WORK TO COMPLETE: Pictures do not belong in the copy, so please give every entry below again exactly.

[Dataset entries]
_ _ _ _ _

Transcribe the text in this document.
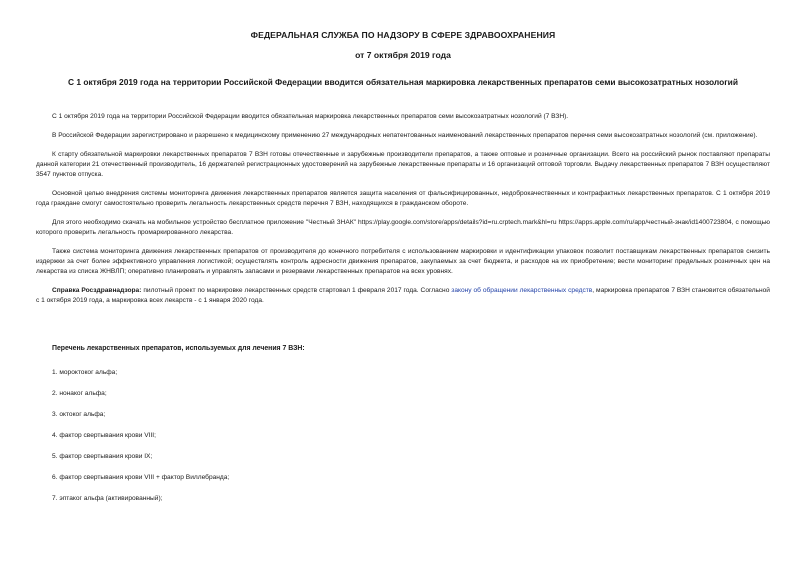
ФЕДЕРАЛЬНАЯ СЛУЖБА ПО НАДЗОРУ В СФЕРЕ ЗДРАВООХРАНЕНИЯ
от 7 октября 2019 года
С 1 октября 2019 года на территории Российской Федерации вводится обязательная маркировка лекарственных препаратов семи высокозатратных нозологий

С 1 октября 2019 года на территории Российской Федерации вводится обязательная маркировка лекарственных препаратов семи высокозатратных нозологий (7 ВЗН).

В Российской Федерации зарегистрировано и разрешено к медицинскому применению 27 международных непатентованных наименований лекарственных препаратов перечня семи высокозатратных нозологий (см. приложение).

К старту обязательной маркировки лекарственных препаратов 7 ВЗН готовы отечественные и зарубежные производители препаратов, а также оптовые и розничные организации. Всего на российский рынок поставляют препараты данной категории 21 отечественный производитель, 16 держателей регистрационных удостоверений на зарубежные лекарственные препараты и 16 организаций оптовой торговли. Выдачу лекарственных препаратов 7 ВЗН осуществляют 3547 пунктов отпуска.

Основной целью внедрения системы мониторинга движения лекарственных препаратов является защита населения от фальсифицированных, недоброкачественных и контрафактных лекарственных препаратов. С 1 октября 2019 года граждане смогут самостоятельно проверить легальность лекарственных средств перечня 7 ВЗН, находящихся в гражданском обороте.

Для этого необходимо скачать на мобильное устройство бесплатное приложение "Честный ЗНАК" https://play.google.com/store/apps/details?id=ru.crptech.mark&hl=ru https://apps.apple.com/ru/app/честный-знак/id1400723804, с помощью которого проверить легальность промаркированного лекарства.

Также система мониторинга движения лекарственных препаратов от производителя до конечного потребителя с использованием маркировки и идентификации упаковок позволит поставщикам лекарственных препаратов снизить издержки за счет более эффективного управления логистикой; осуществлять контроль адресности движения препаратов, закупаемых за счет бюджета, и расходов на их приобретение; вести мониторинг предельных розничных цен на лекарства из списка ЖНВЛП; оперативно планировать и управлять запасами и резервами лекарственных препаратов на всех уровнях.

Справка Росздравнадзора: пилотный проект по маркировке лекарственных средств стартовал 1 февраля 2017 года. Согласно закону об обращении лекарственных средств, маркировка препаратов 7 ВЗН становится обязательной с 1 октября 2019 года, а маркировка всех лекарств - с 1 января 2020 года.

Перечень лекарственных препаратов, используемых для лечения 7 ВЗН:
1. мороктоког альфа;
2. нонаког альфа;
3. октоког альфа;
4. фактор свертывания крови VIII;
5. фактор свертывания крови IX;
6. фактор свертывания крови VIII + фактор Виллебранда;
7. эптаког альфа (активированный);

_ _ _ _ _

RESPONSE:
Transcribe the text in this document.
ФЕДЕРАЛЬНАЯ СЛУЖБА ПО НАДЗОРУ В СФЕРЕ ЗДРАВООХРАНЕНИЯ
от 7 октября 2019 года
С 1 октября 2019 года на территории Российской Федерации вводится обязательная маркировка лекарственных препаратов семи высокозатратных нозологий

С 1 октября 2019 года на территории Российской Федерации вводится обязательная маркировка лекарственных препаратов семи высокозатратных нозологий (7 ВЗН).

В Российской Федерации зарегистрировано и разрешено к медицинскому применению 27 международных непатентованных наименований лекарственных препаратов перечня семи высокозатратных нозологий (см. приложение).

К старту обязательной маркировки лекарственных препаратов 7 ВЗН готовы отечественные и зарубежные производители препаратов, а также оптовые и розничные организации. Всего на российский рынок поставляют препараты данной категории 21 отечественный производитель, 16 держателей регистрационных удостоверений на зарубежные лекарственные препараты и 16 организаций оптовой торговли. Выдачу лекарственных препаратов 7 ВЗН осуществляют 3547 пунктов отпуска.

Основной целью внедрения системы мониторинга движения лекарственных препаратов является защита населения от фальсифицированных, недоброкачественных и контрафактных лекарственных препаратов. С 1 октября 2019 года граждане смогут самостоятельно проверить легальность лекарственных средств перечня 7 ВЗН, находящихся в гражданском обороте.

Для этого необходимо скачать на мобильное устройство бесплатное приложение "Честный ЗНАК" https://play.google.com/store/apps/details?id=ru.crptech.mark&hl=ru https://apps.apple.com/ru/app/честный-знак/id1400723804, с помощью которого проверить легальность промаркированного лекарства.

Также система мониторинга движения лекарственных препаратов от производителя до конечного потребителя с использованием маркировки и идентификации упаковок позволит поставщикам лекарственных препаратов снизить издержки за счет более эффективного управления логистикой; осуществлять контроль адресности движения препаратов, закупаемых за счет бюджета, и расходов на их приобретение; вести мониторинг предельных розничных цен на лекарства из списка ЖНВЛП; оперативно планировать и управлять запасами и резервами лекарственных препаратов на всех уровнях.

Справка Росздравнадзора: пилотный проект по маркировке лекарственных средств стартовал 1 февраля 2017 года. Согласно закону об обращении лекарственных средств, маркировка препаратов 7 ВЗН становится обязательной с 1 октября 2019 года, а маркировка всех лекарств - с 1 января 2020 года.

Перечень лекарственных препаратов, используемых для лечения 7 ВЗН:
1. мороктоког альфа;
2. нонаког альфа;
3. октоког альфа;
4. фактор свертывания крови VIII;
5. фактор свертывания крови IX;
6. фактор свертывания крови VIII + фактор Виллебранда;
7. эптаког альфа (активированный);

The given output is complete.